The exercise: Look through the material below. Copy each line that contains the string "xlabel".
BEGIN
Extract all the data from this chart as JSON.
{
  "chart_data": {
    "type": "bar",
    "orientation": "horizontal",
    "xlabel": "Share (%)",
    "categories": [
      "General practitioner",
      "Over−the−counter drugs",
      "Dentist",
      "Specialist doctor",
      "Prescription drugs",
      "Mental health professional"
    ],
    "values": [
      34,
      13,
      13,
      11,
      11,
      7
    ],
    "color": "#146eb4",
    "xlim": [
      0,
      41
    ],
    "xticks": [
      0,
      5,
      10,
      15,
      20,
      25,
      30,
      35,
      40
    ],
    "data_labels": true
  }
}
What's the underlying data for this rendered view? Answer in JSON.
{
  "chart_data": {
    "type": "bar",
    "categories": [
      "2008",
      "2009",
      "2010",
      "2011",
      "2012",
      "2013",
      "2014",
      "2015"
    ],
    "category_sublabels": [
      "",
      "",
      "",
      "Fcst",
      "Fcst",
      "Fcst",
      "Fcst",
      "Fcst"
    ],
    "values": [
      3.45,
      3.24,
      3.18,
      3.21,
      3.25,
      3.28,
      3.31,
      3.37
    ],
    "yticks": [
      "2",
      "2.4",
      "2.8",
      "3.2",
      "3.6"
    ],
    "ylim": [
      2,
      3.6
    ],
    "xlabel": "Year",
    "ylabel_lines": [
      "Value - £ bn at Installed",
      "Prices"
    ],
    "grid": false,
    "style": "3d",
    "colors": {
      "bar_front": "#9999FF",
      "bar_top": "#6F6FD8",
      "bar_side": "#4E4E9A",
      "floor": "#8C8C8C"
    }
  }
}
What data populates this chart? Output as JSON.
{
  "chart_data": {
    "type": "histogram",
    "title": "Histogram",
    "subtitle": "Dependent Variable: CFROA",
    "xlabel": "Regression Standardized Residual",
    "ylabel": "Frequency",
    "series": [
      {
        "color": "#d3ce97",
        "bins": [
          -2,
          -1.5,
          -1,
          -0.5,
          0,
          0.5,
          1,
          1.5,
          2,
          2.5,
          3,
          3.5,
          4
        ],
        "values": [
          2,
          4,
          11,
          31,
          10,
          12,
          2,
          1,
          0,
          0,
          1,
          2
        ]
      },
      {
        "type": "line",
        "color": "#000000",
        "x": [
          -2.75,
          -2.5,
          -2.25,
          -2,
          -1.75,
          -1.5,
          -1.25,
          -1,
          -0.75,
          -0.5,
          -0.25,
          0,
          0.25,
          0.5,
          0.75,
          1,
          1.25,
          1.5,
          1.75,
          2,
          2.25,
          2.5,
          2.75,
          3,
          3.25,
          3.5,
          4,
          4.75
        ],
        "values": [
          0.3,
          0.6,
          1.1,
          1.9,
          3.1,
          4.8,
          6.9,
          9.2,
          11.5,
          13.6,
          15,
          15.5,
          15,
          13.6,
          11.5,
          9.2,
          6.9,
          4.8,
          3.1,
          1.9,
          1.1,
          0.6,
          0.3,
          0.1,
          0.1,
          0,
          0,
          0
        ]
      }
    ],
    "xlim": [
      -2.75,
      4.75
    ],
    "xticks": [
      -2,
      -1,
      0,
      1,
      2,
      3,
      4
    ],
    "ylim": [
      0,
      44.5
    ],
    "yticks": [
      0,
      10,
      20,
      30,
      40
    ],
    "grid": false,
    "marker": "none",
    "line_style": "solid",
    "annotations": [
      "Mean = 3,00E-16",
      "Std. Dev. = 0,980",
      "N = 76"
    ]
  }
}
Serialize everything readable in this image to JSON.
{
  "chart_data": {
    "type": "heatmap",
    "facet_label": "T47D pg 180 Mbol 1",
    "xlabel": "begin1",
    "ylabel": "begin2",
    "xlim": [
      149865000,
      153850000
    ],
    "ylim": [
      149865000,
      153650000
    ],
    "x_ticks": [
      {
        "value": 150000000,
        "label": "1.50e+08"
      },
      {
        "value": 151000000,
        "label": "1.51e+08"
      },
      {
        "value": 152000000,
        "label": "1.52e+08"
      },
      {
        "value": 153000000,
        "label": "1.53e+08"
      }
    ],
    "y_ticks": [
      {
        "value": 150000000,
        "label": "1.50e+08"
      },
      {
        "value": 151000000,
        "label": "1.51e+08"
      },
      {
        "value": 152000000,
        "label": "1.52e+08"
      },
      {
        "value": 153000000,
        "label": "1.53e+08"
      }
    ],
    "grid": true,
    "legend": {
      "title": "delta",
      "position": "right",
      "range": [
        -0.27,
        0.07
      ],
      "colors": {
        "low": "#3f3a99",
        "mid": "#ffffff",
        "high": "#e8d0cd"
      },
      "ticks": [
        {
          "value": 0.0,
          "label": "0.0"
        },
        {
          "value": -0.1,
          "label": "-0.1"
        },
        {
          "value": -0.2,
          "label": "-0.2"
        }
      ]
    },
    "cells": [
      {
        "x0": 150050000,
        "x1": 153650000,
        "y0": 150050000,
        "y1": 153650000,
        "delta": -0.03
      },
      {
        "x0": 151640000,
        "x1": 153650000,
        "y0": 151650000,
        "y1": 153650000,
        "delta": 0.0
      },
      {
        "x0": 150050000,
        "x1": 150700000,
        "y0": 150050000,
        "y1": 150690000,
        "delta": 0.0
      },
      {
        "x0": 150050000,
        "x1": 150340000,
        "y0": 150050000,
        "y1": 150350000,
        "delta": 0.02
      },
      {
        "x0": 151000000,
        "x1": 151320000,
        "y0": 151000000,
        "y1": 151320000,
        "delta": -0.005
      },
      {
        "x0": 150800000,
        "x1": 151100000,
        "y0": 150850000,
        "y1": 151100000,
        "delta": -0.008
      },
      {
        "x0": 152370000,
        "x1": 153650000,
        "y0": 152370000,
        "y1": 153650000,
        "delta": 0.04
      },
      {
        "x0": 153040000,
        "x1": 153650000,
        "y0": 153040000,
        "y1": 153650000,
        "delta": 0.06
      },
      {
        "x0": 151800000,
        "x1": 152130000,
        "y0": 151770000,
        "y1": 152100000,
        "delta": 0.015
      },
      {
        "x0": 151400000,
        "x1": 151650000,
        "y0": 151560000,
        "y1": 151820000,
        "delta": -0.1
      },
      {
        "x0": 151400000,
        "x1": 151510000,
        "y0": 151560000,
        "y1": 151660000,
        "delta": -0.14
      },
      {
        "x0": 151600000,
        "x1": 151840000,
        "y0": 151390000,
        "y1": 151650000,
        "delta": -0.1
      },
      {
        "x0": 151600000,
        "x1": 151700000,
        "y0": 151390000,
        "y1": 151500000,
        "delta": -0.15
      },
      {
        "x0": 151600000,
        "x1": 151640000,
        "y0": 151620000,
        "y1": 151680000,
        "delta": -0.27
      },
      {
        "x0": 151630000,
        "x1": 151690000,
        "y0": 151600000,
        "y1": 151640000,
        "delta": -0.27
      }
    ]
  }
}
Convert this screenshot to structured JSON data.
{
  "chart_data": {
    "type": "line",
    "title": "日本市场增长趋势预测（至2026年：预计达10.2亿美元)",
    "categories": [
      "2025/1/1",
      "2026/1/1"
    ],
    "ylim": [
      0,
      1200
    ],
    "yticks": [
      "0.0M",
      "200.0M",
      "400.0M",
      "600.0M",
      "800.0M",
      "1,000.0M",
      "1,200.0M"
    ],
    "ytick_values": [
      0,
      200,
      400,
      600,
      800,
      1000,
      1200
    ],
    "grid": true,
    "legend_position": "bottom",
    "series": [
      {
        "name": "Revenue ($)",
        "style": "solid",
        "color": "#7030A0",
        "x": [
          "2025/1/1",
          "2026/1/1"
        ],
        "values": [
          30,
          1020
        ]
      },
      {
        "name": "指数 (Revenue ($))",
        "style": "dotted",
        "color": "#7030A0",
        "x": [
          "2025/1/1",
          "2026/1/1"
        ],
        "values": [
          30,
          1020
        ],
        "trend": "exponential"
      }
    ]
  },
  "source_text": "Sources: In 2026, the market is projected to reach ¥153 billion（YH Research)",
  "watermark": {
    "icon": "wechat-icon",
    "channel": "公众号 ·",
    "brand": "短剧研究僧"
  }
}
END
Answer to the task:
    "xlabel": "Share (%)",
    "xlabel": "Year",
    "xlabel": "Regression Standardized Residual",
    "xlabel": "begin1",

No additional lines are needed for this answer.